MATERIALS PROVIDED:
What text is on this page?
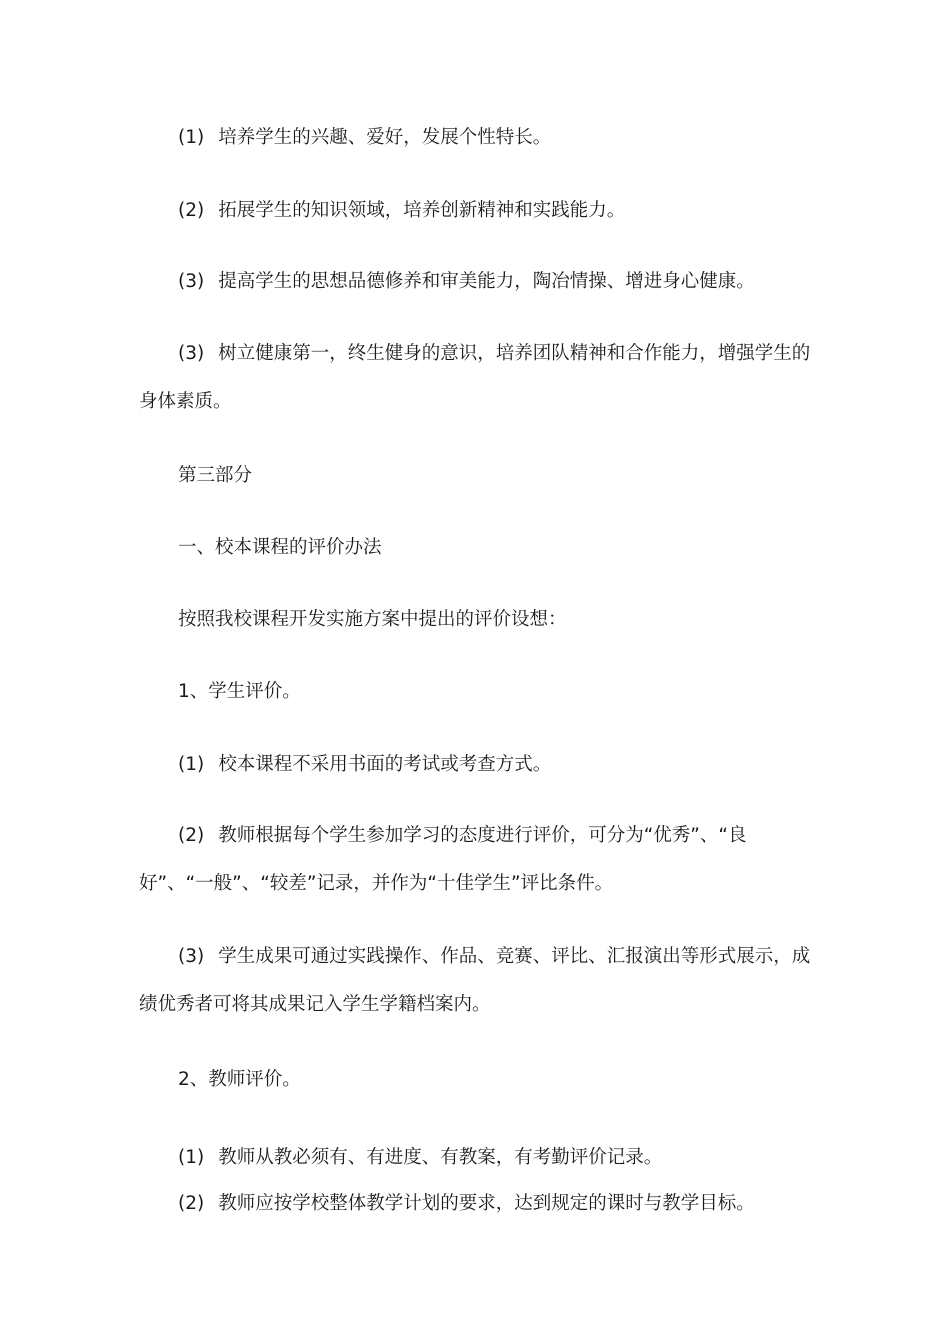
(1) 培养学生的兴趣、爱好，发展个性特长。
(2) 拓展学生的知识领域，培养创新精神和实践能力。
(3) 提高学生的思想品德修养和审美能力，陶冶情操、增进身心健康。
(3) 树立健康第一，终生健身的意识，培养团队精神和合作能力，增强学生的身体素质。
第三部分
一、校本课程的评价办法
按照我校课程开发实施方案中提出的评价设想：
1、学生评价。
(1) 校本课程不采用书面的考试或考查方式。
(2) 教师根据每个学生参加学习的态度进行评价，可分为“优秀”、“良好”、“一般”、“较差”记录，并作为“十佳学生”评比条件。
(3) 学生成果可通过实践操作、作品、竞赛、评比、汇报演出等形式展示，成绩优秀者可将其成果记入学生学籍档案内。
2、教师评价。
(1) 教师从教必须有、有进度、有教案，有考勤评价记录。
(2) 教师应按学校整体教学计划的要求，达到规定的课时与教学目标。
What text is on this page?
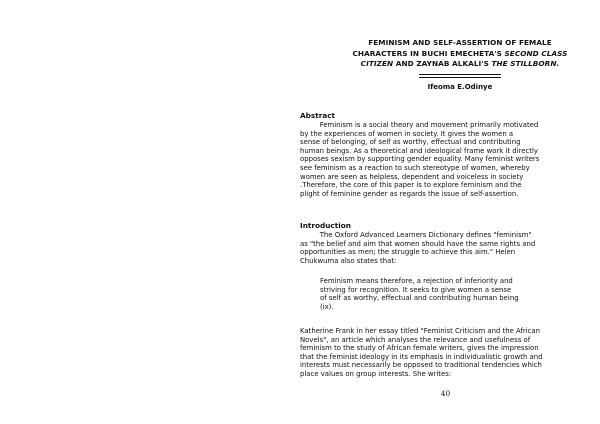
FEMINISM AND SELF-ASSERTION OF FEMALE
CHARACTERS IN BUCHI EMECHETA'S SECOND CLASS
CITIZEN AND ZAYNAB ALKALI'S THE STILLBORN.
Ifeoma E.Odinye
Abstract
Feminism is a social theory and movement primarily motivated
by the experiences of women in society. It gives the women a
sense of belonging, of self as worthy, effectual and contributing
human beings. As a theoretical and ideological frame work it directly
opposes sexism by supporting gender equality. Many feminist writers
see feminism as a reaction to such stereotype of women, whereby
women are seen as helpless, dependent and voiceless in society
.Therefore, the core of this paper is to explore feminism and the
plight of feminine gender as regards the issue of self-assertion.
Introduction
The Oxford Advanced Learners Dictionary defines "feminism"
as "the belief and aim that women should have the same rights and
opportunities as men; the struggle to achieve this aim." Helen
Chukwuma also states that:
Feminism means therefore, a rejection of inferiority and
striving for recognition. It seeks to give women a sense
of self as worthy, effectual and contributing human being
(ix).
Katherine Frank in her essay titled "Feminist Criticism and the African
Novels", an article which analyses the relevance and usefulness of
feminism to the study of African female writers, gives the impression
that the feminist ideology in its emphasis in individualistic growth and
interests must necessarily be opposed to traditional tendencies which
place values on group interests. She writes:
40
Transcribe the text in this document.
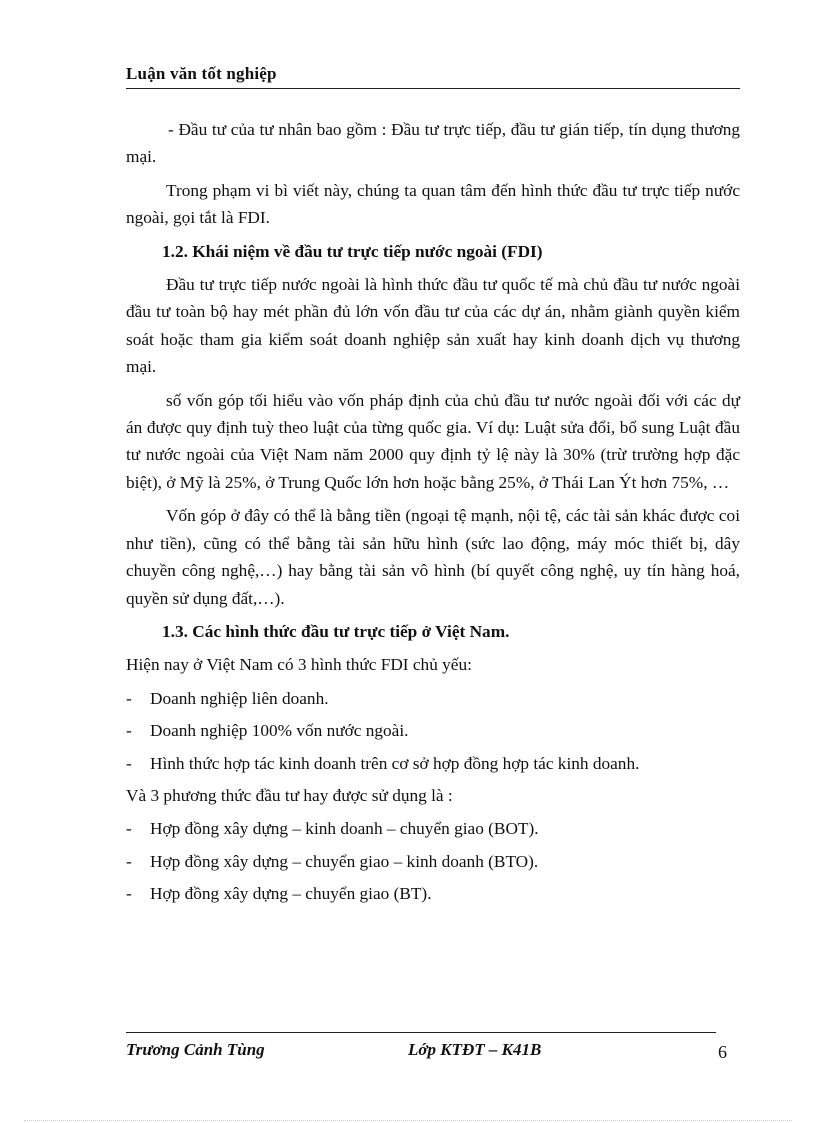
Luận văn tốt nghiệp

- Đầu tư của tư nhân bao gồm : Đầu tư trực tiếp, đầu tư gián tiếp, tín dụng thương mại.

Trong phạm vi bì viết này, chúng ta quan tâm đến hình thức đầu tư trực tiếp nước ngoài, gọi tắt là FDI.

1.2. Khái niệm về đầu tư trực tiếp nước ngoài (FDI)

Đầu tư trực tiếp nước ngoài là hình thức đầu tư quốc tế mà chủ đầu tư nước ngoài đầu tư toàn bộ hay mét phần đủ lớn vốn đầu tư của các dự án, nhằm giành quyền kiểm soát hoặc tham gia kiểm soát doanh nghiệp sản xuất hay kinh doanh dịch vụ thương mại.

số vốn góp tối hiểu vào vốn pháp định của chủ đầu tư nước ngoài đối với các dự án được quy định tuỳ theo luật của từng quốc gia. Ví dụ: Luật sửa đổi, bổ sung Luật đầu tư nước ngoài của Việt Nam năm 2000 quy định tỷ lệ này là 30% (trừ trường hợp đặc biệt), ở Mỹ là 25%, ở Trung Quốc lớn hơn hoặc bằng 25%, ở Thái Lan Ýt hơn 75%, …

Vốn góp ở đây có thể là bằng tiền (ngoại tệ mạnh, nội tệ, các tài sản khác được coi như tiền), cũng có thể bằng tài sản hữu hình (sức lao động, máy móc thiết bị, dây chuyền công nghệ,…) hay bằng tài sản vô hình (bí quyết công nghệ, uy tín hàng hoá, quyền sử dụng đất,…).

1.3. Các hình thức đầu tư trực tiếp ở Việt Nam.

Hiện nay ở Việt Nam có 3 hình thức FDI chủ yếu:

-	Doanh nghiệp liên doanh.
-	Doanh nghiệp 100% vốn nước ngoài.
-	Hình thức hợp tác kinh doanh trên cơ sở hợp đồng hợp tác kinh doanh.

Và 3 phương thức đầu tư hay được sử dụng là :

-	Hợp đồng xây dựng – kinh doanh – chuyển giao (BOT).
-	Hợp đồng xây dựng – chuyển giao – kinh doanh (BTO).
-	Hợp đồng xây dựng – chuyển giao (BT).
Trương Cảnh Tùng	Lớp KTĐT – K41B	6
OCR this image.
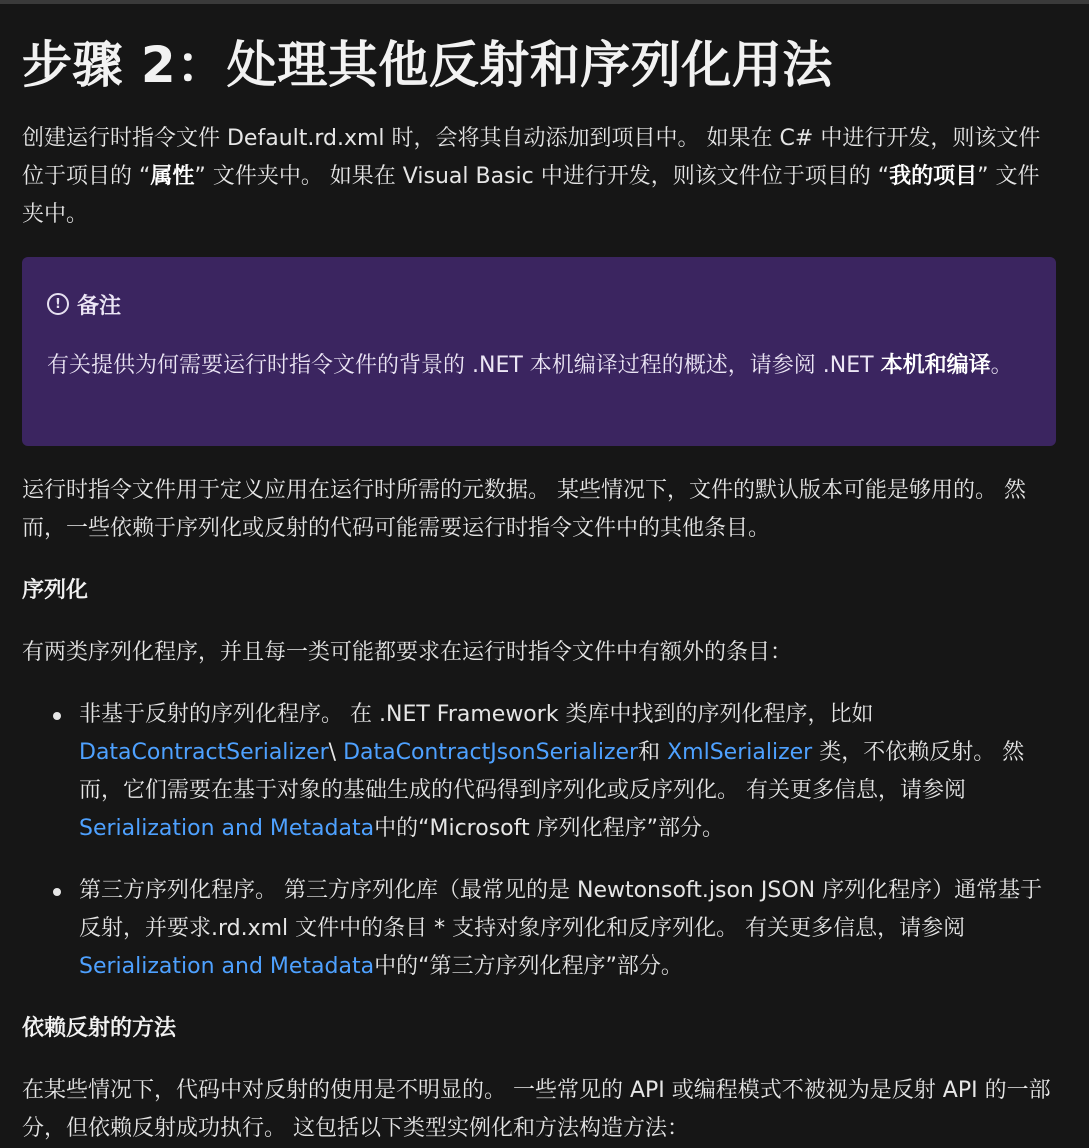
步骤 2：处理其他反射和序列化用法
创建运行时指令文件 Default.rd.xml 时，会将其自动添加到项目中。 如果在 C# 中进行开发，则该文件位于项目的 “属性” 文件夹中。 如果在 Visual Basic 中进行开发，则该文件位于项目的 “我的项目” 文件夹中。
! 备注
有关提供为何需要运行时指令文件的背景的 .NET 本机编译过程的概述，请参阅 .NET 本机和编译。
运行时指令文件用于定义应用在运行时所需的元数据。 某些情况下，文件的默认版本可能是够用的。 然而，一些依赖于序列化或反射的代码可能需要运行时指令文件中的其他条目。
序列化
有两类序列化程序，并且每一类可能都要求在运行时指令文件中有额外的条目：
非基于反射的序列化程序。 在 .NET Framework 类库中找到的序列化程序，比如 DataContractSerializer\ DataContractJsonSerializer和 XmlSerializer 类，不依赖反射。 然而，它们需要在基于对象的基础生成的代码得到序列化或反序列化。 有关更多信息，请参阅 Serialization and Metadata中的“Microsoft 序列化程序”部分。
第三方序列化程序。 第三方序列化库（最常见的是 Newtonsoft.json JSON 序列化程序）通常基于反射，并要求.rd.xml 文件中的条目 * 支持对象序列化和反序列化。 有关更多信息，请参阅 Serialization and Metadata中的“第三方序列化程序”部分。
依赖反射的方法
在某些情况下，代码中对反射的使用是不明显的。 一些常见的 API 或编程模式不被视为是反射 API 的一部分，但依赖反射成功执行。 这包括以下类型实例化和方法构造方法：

EXERCISE DESCRIPTION: Give only the number of lines in the material above that include the word "gender".

THE SOLUTION: 2